begin Raw records
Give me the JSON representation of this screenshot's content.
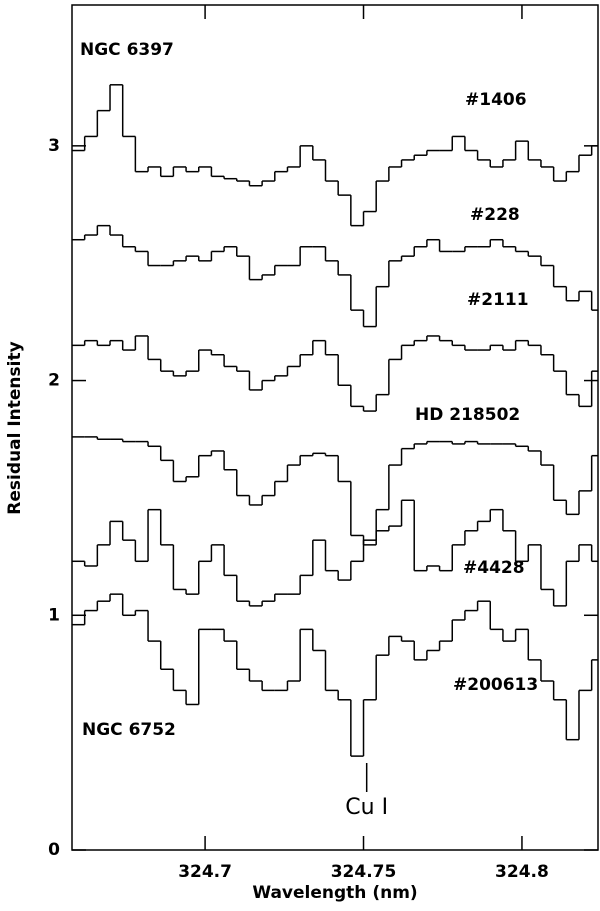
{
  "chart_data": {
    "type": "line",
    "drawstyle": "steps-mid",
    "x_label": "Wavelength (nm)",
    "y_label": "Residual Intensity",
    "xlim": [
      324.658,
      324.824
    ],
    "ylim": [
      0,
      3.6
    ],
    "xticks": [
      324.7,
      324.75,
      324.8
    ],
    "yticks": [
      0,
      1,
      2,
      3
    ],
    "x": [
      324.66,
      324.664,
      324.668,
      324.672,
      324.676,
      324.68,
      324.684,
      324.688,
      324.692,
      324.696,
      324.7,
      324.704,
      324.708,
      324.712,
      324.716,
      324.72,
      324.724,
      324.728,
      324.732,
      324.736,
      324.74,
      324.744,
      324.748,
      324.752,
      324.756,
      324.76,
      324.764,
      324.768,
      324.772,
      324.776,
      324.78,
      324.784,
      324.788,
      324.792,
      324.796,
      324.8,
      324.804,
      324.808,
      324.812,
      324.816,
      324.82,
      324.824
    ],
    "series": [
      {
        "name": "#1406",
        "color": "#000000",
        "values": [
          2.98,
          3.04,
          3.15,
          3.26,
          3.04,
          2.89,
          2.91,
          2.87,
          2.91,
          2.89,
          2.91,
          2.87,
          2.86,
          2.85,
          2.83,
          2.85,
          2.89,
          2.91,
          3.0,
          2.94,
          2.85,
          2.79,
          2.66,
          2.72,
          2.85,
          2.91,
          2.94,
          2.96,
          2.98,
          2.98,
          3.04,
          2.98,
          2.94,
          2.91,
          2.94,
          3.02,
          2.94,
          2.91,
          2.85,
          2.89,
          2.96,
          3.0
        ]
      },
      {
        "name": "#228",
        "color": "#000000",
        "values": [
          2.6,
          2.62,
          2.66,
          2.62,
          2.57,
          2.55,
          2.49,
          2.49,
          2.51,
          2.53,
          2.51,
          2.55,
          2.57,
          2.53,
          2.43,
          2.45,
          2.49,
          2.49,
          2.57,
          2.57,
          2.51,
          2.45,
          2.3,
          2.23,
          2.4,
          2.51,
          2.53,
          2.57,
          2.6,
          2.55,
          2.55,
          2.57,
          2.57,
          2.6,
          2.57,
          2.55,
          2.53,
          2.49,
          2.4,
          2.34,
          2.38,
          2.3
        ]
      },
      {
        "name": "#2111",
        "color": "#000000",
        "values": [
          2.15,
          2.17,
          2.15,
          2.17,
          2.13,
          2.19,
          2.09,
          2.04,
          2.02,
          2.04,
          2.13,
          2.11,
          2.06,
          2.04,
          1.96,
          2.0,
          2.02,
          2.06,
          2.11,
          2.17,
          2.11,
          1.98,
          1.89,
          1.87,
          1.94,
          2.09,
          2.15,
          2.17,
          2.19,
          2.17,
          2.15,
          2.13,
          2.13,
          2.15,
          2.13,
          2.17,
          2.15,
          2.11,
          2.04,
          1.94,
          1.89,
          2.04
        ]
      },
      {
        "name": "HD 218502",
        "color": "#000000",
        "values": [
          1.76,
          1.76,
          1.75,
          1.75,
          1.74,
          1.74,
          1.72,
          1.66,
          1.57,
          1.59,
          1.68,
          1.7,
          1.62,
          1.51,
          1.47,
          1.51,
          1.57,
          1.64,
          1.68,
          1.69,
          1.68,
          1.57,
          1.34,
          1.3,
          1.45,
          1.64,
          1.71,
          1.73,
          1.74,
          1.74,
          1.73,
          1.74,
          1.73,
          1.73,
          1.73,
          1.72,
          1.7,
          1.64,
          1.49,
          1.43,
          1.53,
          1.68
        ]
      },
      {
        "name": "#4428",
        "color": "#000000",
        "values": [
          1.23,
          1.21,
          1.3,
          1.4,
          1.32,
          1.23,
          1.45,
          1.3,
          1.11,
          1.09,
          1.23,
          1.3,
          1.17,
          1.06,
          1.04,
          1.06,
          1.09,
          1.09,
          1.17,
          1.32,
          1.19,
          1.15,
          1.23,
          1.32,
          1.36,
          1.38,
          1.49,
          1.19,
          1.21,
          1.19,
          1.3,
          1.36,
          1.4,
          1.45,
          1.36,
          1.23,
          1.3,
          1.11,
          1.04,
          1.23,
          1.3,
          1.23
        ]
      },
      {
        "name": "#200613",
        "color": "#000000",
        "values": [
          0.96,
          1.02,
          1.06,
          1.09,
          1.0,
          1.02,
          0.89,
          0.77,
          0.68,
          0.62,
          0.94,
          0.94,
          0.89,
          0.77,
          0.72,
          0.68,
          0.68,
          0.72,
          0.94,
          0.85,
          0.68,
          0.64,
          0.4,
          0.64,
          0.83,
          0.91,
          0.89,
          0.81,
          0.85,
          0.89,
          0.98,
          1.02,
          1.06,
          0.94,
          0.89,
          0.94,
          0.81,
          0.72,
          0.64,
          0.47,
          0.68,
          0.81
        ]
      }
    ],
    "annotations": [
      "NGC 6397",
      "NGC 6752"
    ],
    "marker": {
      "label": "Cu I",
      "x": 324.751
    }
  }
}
end Raw records
Images in the records should not be copied. Repeat all the rest exactly.

Give me the JSON representation of this screenshot's content.
{
  "chart_data": {
    "type": "line",
    "drawstyle": "steps-mid",
    "x_label": "Wavelength (nm)",
    "y_label": "Residual Intensity",
    "xlim": [
      324.658,
      324.824
    ],
    "ylim": [
      0,
      3.6
    ],
    "xticks": [
      324.7,
      324.75,
      324.8
    ],
    "yticks": [
      0,
      1,
      2,
      3
    ],
    "x": [
      324.66,
      324.664,
      324.668,
      324.672,
      324.676,
      324.68,
      324.684,
      324.688,
      324.692,
      324.696,
      324.7,
      324.704,
      324.708,
      324.712,
      324.716,
      324.72,
      324.724,
      324.728,
      324.732,
      324.736,
      324.74,
      324.744,
      324.748,
      324.752,
      324.756,
      324.76,
      324.764,
      324.768,
      324.772,
      324.776,
      324.78,
      324.784,
      324.788,
      324.792,
      324.796,
      324.8,
      324.804,
      324.808,
      324.812,
      324.816,
      324.82,
      324.824
    ],
    "series": [
      {
        "name": "#1406",
        "color": "#000000",
        "values": [
          2.98,
          3.04,
          3.15,
          3.26,
          3.04,
          2.89,
          2.91,
          2.87,
          2.91,
          2.89,
          2.91,
          2.87,
          2.86,
          2.85,
          2.83,
          2.85,
          2.89,
          2.91,
          3.0,
          2.94,
          2.85,
          2.79,
          2.66,
          2.72,
          2.85,
          2.91,
          2.94,
          2.96,
          2.98,
          2.98,
          3.04,
          2.98,
          2.94,
          2.91,
          2.94,
          3.02,
          2.94,
          2.91,
          2.85,
          2.89,
          2.96,
          3.0
        ]
      },
      {
        "name": "#228",
        "color": "#000000",
        "values": [
          2.6,
          2.62,
          2.66,
          2.62,
          2.57,
          2.55,
          2.49,
          2.49,
          2.51,
          2.53,
          2.51,
          2.55,
          2.57,
          2.53,
          2.43,
          2.45,
          2.49,
          2.49,
          2.57,
          2.57,
          2.51,
          2.45,
          2.3,
          2.23,
          2.4,
          2.51,
          2.53,
          2.57,
          2.6,
          2.55,
          2.55,
          2.57,
          2.57,
          2.6,
          2.57,
          2.55,
          2.53,
          2.49,
          2.4,
          2.34,
          2.38,
          2.3
        ]
      },
      {
        "name": "#2111",
        "color": "#000000",
        "values": [
          2.15,
          2.17,
          2.15,
          2.17,
          2.13,
          2.19,
          2.09,
          2.04,
          2.02,
          2.04,
          2.13,
          2.11,
          2.06,
          2.04,
          1.96,
          2.0,
          2.02,
          2.06,
          2.11,
          2.17,
          2.11,
          1.98,
          1.89,
          1.87,
          1.94,
          2.09,
          2.15,
          2.17,
          2.19,
          2.17,
          2.15,
          2.13,
          2.13,
          2.15,
          2.13,
          2.17,
          2.15,
          2.11,
          2.04,
          1.94,
          1.89,
          2.04
        ]
      },
      {
        "name": "HD 218502",
        "color": "#000000",
        "values": [
          1.76,
          1.76,
          1.75,
          1.75,
          1.74,
          1.74,
          1.72,
          1.66,
          1.57,
          1.59,
          1.68,
          1.7,
          1.62,
          1.51,
          1.47,
          1.51,
          1.57,
          1.64,
          1.68,
          1.69,
          1.68,
          1.57,
          1.34,
          1.3,
          1.45,
          1.64,
          1.71,
          1.73,
          1.74,
          1.74,
          1.73,
          1.74,
          1.73,
          1.73,
          1.73,
          1.72,
          1.7,
          1.64,
          1.49,
          1.43,
          1.53,
          1.68
        ]
      },
      {
        "name": "#4428",
        "color": "#000000",
        "values": [
          1.23,
          1.21,
          1.3,
          1.4,
          1.32,
          1.23,
          1.45,
          1.3,
          1.11,
          1.09,
          1.23,
          1.3,
          1.17,
          1.06,
          1.04,
          1.06,
          1.09,
          1.09,
          1.17,
          1.32,
          1.19,
          1.15,
          1.23,
          1.32,
          1.36,
          1.38,
          1.49,
          1.19,
          1.21,
          1.19,
          1.3,
          1.36,
          1.4,
          1.45,
          1.36,
          1.23,
          1.3,
          1.11,
          1.04,
          1.23,
          1.3,
          1.23
        ]
      },
      {
        "name": "#200613",
        "color": "#000000",
        "values": [
          0.96,
          1.02,
          1.06,
          1.09,
          1.0,
          1.02,
          0.89,
          0.77,
          0.68,
          0.62,
          0.94,
          0.94,
          0.89,
          0.77,
          0.72,
          0.68,
          0.68,
          0.72,
          0.94,
          0.85,
          0.68,
          0.64,
          0.4,
          0.64,
          0.83,
          0.91,
          0.89,
          0.81,
          0.85,
          0.89,
          0.98,
          1.02,
          1.06,
          0.94,
          0.89,
          0.94,
          0.81,
          0.72,
          0.64,
          0.47,
          0.68,
          0.81
        ]
      }
    ],
    "annotations": [
      "NGC 6397",
      "NGC 6752"
    ],
    "marker": {
      "label": "Cu I",
      "x": 324.751
    }
  }
}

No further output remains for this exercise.